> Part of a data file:

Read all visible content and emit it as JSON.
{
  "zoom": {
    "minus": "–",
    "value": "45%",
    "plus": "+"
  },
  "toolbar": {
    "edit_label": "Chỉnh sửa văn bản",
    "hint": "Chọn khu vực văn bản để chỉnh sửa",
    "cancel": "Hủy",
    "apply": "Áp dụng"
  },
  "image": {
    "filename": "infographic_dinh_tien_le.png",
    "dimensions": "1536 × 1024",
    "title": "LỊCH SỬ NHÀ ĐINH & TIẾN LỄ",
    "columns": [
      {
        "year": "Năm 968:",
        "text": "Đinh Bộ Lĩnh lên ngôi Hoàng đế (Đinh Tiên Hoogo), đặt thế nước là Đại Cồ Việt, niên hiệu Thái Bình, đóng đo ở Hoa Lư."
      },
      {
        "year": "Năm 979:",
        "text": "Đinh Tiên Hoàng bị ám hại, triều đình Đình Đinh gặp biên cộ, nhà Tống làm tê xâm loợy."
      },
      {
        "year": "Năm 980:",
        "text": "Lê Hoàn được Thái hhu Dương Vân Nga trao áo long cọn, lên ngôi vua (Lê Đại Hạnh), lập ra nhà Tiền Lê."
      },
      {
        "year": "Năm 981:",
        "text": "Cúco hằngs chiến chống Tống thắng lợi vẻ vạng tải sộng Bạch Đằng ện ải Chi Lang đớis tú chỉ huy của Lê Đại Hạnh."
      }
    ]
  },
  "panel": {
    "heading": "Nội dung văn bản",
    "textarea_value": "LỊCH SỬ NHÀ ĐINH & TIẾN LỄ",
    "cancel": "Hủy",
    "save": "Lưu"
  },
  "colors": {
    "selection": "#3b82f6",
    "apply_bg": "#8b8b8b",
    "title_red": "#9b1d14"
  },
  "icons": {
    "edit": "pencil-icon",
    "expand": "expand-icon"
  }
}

> Stated problem:
Collect each line of the entries that has the word "year", copying it in full.

> Result of this task:
        "year": "Năm 968:",
        "year": "Năm 979:",
        "year": "Năm 980:",
        "year": "Năm 981:",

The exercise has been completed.